Copy every line, leaving nothing out and adding nothing.

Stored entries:
● ● ● ● ● ● ●
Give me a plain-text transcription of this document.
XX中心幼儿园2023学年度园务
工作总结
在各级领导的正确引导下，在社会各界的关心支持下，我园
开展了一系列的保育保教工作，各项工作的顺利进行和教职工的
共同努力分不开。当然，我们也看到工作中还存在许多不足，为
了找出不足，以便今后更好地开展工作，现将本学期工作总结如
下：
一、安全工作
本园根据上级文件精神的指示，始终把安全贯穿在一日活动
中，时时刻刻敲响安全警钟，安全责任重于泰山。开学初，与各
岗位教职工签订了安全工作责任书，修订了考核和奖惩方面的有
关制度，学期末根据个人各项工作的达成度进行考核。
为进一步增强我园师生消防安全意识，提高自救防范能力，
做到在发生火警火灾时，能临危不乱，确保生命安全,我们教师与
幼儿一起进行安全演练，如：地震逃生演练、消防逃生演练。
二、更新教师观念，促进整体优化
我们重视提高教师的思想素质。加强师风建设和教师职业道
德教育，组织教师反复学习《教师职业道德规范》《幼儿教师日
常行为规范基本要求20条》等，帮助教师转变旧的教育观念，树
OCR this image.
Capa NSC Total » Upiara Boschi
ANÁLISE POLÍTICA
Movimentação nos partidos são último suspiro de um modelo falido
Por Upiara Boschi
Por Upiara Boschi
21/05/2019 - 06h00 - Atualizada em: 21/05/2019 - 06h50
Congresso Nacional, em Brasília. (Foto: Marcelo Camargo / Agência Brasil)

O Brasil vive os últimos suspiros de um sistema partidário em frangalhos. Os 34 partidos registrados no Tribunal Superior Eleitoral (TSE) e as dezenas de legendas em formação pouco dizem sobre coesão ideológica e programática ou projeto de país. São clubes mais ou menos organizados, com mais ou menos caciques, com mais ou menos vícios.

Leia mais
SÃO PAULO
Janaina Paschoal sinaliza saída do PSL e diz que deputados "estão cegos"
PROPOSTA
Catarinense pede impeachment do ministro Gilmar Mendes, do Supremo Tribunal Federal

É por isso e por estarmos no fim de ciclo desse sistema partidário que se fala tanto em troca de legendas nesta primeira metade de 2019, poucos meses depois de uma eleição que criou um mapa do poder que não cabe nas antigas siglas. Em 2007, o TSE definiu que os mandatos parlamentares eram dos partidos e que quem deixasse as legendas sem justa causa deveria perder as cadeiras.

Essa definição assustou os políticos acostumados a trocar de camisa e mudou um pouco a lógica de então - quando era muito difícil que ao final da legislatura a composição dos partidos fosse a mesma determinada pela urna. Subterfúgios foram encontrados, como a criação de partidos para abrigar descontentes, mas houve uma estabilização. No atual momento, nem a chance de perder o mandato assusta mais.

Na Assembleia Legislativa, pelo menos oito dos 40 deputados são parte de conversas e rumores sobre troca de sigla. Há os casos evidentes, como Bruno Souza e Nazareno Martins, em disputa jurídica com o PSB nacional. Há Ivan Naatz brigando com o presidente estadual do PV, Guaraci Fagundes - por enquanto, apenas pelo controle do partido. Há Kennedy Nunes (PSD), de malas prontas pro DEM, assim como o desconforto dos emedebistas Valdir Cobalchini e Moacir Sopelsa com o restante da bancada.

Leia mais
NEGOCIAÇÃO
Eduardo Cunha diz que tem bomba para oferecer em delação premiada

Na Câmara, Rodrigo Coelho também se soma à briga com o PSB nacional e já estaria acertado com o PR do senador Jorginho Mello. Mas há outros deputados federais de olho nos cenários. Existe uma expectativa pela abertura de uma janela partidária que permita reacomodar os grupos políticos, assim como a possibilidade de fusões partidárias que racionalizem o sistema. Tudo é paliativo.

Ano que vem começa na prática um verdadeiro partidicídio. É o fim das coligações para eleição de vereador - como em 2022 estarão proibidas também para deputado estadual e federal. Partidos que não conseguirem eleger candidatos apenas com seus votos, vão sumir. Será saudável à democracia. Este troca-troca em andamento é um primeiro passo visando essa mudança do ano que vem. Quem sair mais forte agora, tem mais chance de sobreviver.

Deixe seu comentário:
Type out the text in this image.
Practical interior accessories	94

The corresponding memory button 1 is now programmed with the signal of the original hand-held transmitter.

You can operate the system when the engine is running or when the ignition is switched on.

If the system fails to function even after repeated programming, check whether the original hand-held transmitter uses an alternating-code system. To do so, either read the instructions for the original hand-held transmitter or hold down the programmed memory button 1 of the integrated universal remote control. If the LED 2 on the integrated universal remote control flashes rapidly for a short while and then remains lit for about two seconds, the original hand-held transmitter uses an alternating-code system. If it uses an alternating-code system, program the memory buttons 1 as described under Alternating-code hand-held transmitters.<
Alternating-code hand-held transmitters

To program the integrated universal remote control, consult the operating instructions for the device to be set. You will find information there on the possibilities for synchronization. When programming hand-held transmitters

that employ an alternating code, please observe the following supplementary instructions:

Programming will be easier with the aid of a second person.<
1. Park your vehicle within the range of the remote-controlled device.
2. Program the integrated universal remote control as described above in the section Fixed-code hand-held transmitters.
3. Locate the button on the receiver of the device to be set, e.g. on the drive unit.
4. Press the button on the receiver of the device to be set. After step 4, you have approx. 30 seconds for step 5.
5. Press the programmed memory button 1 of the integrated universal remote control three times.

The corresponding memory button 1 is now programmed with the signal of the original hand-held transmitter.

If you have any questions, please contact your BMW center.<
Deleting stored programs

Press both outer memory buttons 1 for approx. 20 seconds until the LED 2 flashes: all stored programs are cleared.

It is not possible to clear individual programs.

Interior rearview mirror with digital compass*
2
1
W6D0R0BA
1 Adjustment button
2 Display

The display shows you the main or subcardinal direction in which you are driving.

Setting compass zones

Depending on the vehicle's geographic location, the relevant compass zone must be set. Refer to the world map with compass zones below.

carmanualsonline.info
● ● ● ● ● ● ●
Exercise output |
Give me a plain-text transcription of this document.
XX中心幼儿园2023学年度园务
工作总结
在各级领导的正确引导下，在社会各界的关心支持下，我园
开展了一系列的保育保教工作，各项工作的顺利进行和教职工的
共同努力分不开。当然，我们也看到工作中还存在许多不足，为
了找出不足，以便今后更好地开展工作，现将本学期工作总结如
下：
一、安全工作
本园根据上级文件精神的指示，始终把安全贯穿在一日活动
中，时时刻刻敲响安全警钟，安全责任重于泰山。开学初，与各
岗位教职工签订了安全工作责任书，修订了考核和奖惩方面的有
关制度，学期末根据个人各项工作的达成度进行考核。
为进一步增强我园师生消防安全意识，提高自救防范能力，
做到在发生火警火灾时，能临危不乱，确保生命安全,我们教师与
幼儿一起进行安全演练，如：地震逃生演练、消防逃生演练。
二、更新教师观念，促进整体优化
我们重视提高教师的思想素质。加强师风建设和教师职业道
德教育，组织教师反复学习《教师职业道德规范》《幼儿教师日
常行为规范基本要求20条》等，帮助教师转变旧的教育观念，树
OCR this image.
Capa NSC Total » Upiara Boschi
ANÁLISE POLÍTICA
Movimentação nos partidos são último suspiro de um modelo falido
Por Upiara Boschi
Por Upiara Boschi
21/05/2019 - 06h00 - Atualizada em: 21/05/2019 - 06h50
Congresso Nacional, em Brasília. (Foto: Marcelo Camargo / Agência Brasil)

O Brasil vive os últimos suspiros de um sistema partidário em frangalhos. Os 34 partidos registrados no Tribunal Superior Eleitoral (TSE) e as dezenas de legendas em formação pouco dizem sobre coesão ideológica e programática ou projeto de país. São clubes mais ou menos organizados, com mais ou menos caciques, com mais ou menos vícios.

Leia mais
SÃO PAULO
Janaina Paschoal sinaliza saída do PSL e diz que deputados "estão cegos"
PROPOSTA
Catarinense pede impeachment do ministro Gilmar Mendes, do Supremo Tribunal Federal

É por isso e por estarmos no fim de ciclo desse sistema partidário que se fala tanto em troca de legendas nesta primeira metade de 2019, poucos meses depois de uma eleição que criou um mapa do poder que não cabe nas antigas siglas. Em 2007, o TSE definiu que os mandatos parlamentares eram dos partidos e que quem deixasse as legendas sem justa causa deveria perder as cadeiras.

Essa definição assustou os políticos acostumados a trocar de camisa e mudou um pouco a lógica de então - quando era muito difícil que ao final da legislatura a composição dos partidos fosse a mesma determinada pela urna. Subterfúgios foram encontrados, como a criação de partidos para abrigar descontentes, mas houve uma estabilização. No atual momento, nem a chance de perder o mandato assusta mais.

Na Assembleia Legislativa, pelo menos oito dos 40 deputados são parte de conversas e rumores sobre troca de sigla. Há os casos evidentes, como Bruno Souza e Nazareno Martins, em disputa jurídica com o PSB nacional. Há Ivan Naatz brigando com o presidente estadual do PV, Guaraci Fagundes - por enquanto, apenas pelo controle do partido. Há Kennedy Nunes (PSD), de malas prontas pro DEM, assim como o desconforto dos emedebistas Valdir Cobalchini e Moacir Sopelsa com o restante da bancada.

Leia mais
NEGOCIAÇÃO
Eduardo Cunha diz que tem bomba para oferecer em delação premiada

Na Câmara, Rodrigo Coelho também se soma à briga com o PSB nacional e já estaria acertado com o PR do senador Jorginho Mello. Mas há outros deputados federais de olho nos cenários. Existe uma expectativa pela abertura de uma janela partidária que permita reacomodar os grupos políticos, assim como a possibilidade de fusões partidárias que racionalizem o sistema. Tudo é paliativo.

Ano que vem começa na prática um verdadeiro partidicídio. É o fim das coligações para eleição de vereador - como em 2022 estarão proibidas também para deputado estadual e federal. Partidos que não conseguirem eleger candidatos apenas com seus votos, vão sumir. Será saudável à democracia. Este troca-troca em andamento é um primeiro passo visando essa mudança do ano que vem. Quem sair mais forte agora, tem mais chance de sobreviver.

Deixe seu comentário:
Type out the text in this image.
Practical interior accessories	94

The corresponding memory button 1 is now programmed with the signal of the original hand-held transmitter.

You can operate the system when the engine is running or when the ignition is switched on.

If the system fails to function even after repeated programming, check whether the original hand-held transmitter uses an alternating-code system. To do so, either read the instructions for the original hand-held transmitter or hold down the programmed memory button 1 of the integrated universal remote control. If the LED 2 on the integrated universal remote control flashes rapidly for a short while and then remains lit for about two seconds, the original hand-held transmitter uses an alternating-code system. If it uses an alternating-code system, program the memory buttons 1 as described under Alternating-code hand-held transmitters.<
Alternating-code hand-held transmitters

To program the integrated universal remote control, consult the operating instructions for the device to be set. You will find information there on the possibilities for synchronization. When programming hand-held transmitters

that employ an alternating code, please observe the following supplementary instructions:

Programming will be easier with the aid of a second person.<
1. Park your vehicle within the range of the remote-controlled device.
2. Program the integrated universal remote control as described above in the section Fixed-code hand-held transmitters.
3. Locate the button on the receiver of the device to be set, e.g. on the drive unit.
4. Press the button on the receiver of the device to be set. After step 4, you have approx. 30 seconds for step 5.
5. Press the programmed memory button 1 of the integrated universal remote control three times.

The corresponding memory button 1 is now programmed with the signal of the original hand-held transmitter.

If you have any questions, please contact your BMW center.<
Deleting stored programs

Press both outer memory buttons 1 for approx. 20 seconds until the LED 2 flashes: all stored programs are cleared.

It is not possible to clear individual programs.

Interior rearview mirror with digital compass*
2
1
W6D0R0BA
1 Adjustment button
2 Display

The display shows you the main or subcardinal direction in which you are driving.

Setting compass zones

Depending on the vehicle's geographic location, the relevant compass zone must be set. Refer to the world map with compass zones below.

carmanualsonline.info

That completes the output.